▶ _Material shown_
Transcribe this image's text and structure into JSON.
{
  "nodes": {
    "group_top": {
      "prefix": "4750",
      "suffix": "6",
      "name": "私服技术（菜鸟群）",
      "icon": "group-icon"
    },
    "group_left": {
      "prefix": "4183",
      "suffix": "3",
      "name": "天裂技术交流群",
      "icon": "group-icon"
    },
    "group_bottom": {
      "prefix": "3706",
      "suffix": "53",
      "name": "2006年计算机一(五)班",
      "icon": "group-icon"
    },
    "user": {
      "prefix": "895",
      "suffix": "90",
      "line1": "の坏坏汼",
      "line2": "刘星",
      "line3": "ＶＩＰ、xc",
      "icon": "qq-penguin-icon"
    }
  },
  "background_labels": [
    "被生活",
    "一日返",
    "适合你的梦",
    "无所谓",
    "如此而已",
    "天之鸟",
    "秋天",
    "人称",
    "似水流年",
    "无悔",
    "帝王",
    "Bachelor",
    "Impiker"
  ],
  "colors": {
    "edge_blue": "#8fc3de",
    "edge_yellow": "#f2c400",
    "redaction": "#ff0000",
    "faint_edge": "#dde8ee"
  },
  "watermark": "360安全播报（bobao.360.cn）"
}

▶ _Problem to work on_
Select from the material above each line in which the string "name" appears, and list those lines.

▶ _Problem solution_
      "name": "私服技术（菜鸟群）",
      "name": "天裂技术交流群",
      "name": "2006年计算机一(五)班",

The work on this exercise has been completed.